§ **Records to process**

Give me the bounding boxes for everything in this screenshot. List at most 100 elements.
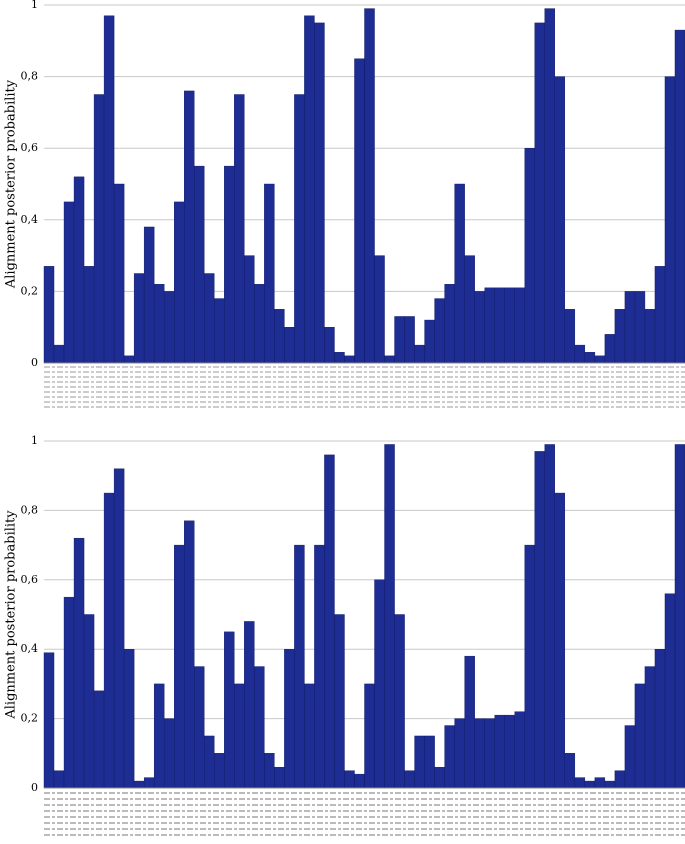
==
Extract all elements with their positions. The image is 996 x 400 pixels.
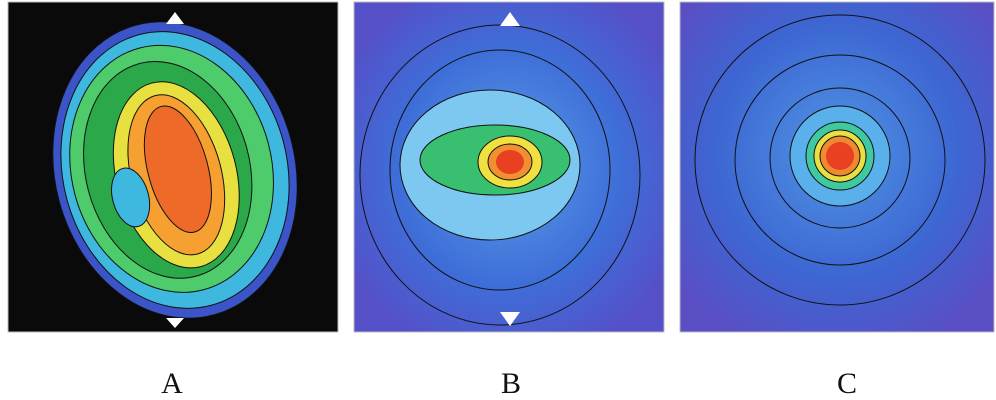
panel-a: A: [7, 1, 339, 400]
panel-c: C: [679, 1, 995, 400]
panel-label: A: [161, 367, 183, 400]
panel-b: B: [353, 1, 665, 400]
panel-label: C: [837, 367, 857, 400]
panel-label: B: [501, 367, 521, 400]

§ **What to do**
Reproduce the listing from the line containing "Extract all elements" through the line containing "panel-label: B: [501, 367, 521, 400]", both lines included, and omit the pictures from your reproduction.

§ **Exercise solution**
Extract all elements with their positions. The image is 996 x 400 pixels.
panel-a: A: [7, 1, 339, 400]
panel-c: C: [679, 1, 995, 400]
panel-label: A: [161, 367, 183, 400]
panel-b: B: [353, 1, 665, 400]
panel-label: C: [837, 367, 857, 400]
panel-label: B: [501, 367, 521, 400]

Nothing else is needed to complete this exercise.